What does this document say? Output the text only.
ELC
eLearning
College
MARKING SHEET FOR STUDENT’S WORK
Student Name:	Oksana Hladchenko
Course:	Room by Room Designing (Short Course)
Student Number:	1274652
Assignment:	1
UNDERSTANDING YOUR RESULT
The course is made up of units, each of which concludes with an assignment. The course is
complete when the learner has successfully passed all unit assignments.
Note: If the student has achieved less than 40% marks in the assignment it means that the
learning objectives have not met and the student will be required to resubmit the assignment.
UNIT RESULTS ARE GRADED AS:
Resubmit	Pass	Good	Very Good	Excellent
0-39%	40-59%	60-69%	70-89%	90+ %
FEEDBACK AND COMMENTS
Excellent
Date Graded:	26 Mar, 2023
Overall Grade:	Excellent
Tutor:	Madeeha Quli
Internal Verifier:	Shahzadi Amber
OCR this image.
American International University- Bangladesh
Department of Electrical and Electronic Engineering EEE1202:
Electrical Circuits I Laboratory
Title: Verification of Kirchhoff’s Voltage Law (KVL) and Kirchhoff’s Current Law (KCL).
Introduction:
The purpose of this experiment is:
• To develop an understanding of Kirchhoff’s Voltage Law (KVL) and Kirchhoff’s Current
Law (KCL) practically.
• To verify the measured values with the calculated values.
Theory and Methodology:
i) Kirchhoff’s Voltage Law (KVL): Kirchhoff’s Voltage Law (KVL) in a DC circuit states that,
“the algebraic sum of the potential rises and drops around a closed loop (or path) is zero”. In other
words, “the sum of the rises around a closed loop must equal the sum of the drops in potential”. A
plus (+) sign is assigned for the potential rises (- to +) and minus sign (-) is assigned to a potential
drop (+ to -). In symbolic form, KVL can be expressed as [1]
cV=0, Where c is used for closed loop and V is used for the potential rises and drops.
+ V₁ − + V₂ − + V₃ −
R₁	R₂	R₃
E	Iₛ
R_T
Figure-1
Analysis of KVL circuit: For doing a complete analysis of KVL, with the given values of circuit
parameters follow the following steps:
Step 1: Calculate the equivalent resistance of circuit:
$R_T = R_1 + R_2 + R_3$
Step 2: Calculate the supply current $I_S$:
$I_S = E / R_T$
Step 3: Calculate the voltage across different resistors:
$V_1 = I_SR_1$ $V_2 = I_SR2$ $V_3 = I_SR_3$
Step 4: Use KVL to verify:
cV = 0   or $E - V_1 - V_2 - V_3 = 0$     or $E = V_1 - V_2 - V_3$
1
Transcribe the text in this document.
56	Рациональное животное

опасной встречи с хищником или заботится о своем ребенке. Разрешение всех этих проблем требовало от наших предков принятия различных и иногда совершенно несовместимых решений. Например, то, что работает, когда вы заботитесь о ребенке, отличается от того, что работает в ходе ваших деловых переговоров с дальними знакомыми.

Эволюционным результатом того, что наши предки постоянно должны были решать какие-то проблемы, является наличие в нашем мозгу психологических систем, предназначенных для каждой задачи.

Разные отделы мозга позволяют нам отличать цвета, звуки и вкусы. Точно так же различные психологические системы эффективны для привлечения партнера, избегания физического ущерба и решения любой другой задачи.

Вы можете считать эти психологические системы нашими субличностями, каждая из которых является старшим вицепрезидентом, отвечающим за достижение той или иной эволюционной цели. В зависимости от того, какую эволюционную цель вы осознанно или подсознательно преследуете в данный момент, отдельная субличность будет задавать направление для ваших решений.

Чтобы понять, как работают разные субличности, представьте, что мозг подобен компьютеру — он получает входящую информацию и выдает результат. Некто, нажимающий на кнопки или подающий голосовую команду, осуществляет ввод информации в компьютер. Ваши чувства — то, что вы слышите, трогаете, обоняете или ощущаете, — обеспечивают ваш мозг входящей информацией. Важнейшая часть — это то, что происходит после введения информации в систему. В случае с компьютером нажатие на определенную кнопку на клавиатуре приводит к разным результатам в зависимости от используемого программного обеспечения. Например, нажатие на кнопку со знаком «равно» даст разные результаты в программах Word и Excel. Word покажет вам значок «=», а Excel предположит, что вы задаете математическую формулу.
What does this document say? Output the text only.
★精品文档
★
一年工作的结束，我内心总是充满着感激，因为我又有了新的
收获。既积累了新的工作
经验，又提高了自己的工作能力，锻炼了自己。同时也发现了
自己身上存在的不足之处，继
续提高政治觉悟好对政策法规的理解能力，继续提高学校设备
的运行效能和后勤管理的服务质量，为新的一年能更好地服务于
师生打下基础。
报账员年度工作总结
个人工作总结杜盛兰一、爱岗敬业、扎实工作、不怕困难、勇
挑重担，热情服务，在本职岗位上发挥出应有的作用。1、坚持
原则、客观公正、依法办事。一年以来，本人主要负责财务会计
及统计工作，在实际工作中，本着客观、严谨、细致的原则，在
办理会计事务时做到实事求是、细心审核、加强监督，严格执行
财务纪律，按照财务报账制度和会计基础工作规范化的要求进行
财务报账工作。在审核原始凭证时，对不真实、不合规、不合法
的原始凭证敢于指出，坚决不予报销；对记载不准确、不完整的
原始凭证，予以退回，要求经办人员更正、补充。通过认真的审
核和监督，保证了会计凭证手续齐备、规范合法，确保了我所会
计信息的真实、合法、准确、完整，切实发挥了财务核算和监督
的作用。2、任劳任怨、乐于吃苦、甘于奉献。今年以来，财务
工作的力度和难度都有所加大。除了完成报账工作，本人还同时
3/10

——————

> Exercise task
Transcribe the material above in its entirety. Match it exactly.

> Exercise response
What does this document say? Output the text only.
ELC
eLearning
College
MARKING SHEET FOR STUDENT’S WORK
Student Name:	Oksana Hladchenko
Course:	Room by Room Designing (Short Course)
Student Number:	1274652
Assignment:	1
UNDERSTANDING YOUR RESULT
The course is made up of units, each of which concludes with an assignment. The course is
complete when the learner has successfully passed all unit assignments.
Note: If the student has achieved less than 40% marks in the assignment it means that the
learning objectives have not met and the student will be required to resubmit the assignment.
UNIT RESULTS ARE GRADED AS:
Resubmit	Pass	Good	Very Good	Excellent
0-39%	40-59%	60-69%	70-89%	90+ %
FEEDBACK AND COMMENTS
Excellent
Date Graded:	26 Mar, 2023
Overall Grade:	Excellent
Tutor:	Madeeha Quli
Internal Verifier:	Shahzadi Amber
OCR this image.
American International University- Bangladesh
Department of Electrical and Electronic Engineering EEE1202:
Electrical Circuits I Laboratory
Title: Verification of Kirchhoff’s Voltage Law (KVL) and Kirchhoff’s Current Law (KCL).
Introduction:
The purpose of this experiment is:
• To develop an understanding of Kirchhoff’s Voltage Law (KVL) and Kirchhoff’s Current
Law (KCL) practically.
• To verify the measured values with the calculated values.
Theory and Methodology:
i) Kirchhoff’s Voltage Law (KVL): Kirchhoff’s Voltage Law (KVL) in a DC circuit states that,
“the algebraic sum of the potential rises and drops around a closed loop (or path) is zero”. In other
words, “the sum of the rises around a closed loop must equal the sum of the drops in potential”. A
plus (+) sign is assigned for the potential rises (- to +) and minus sign (-) is assigned to a potential
drop (+ to -). In symbolic form, KVL can be expressed as [1]
cV=0, Where c is used for closed loop and V is used for the potential rises and drops.
+ V₁ − + V₂ − + V₃ −
R₁	R₂	R₃
E	Iₛ
R_T
Figure-1
Analysis of KVL circuit: For doing a complete analysis of KVL, with the given values of circuit
parameters follow the following steps:
Step 1: Calculate the equivalent resistance of circuit:
$R_T = R_1 + R_2 + R_3$
Step 2: Calculate the supply current $I_S$:
$I_S = E / R_T$
Step 3: Calculate the voltage across different resistors:
$V_1 = I_SR_1$ $V_2 = I_SR2$ $V_3 = I_SR_3$
Step 4: Use KVL to verify:
cV = 0   or $E - V_1 - V_2 - V_3 = 0$     or $E = V_1 - V_2 - V_3$
1
Transcribe the text in this document.
56	Рациональное животное

опасной встречи с хищником или заботится о своем ребенке. Разрешение всех этих проблем требовало от наших предков принятия различных и иногда совершенно несовместимых решений. Например, то, что работает, когда вы заботитесь о ребенке, отличается от того, что работает в ходе ваших деловых переговоров с дальними знакомыми.

Эволюционным результатом того, что наши предки постоянно должны были решать какие-то проблемы, является наличие в нашем мозгу психологических систем, предназначенных для каждой задачи.

Разные отделы мозга позволяют нам отличать цвета, звуки и вкусы. Точно так же различные психологические системы эффективны для привлечения партнера, избегания физического ущерба и решения любой другой задачи.

Вы можете считать эти психологические системы нашими субличностями, каждая из которых является старшим вицепрезидентом, отвечающим за достижение той или иной эволюционной цели. В зависимости от того, какую эволюционную цель вы осознанно или подсознательно преследуете в данный момент, отдельная субличность будет задавать направление для ваших решений.

Чтобы понять, как работают разные субличности, представьте, что мозг подобен компьютеру — он получает входящую информацию и выдает результат. Некто, нажимающий на кнопки или подающий голосовую команду, осуществляет ввод информации в компьютер. Ваши чувства — то, что вы слышите, трогаете, обоняете или ощущаете, — обеспечивают ваш мозг входящей информацией. Важнейшая часть — это то, что происходит после введения информации в систему. В случае с компьютером нажатие на определенную кнопку на клавиатуре приводит к разным результатам в зависимости от используемого программного обеспечения. Например, нажатие на кнопку со знаком «равно» даст разные результаты в программах Word и Excel. Word покажет вам значок «=», а Excel предположит, что вы задаете математическую формулу.
What does this document say? Output the text only.
★精品文档
★
一年工作的结束，我内心总是充满着感激，因为我又有了新的
收获。既积累了新的工作
经验，又提高了自己的工作能力，锻炼了自己。同时也发现了
自己身上存在的不足之处，继
续提高政治觉悟好对政策法规的理解能力，继续提高学校设备
的运行效能和后勤管理的服务质量，为新的一年能更好地服务于
师生打下基础。
报账员年度工作总结
个人工作总结杜盛兰一、爱岗敬业、扎实工作、不怕困难、勇
挑重担，热情服务，在本职岗位上发挥出应有的作用。1、坚持
原则、客观公正、依法办事。一年以来，本人主要负责财务会计
及统计工作，在实际工作中，本着客观、严谨、细致的原则，在
办理会计事务时做到实事求是、细心审核、加强监督，严格执行
财务纪律，按照财务报账制度和会计基础工作规范化的要求进行
财务报账工作。在审核原始凭证时，对不真实、不合规、不合法
的原始凭证敢于指出，坚决不予报销；对记载不准确、不完整的
原始凭证，予以退回，要求经办人员更正、补充。通过认真的审
核和监督，保证了会计凭证手续齐备、规范合法，确保了我所会
计信息的真实、合法、准确、完整，切实发挥了财务核算和监督
的作用。2、任劳任怨、乐于吃苦、甘于奉献。今年以来，财务
工作的力度和难度都有所加大。除了完成报账工作，本人还同时
3/10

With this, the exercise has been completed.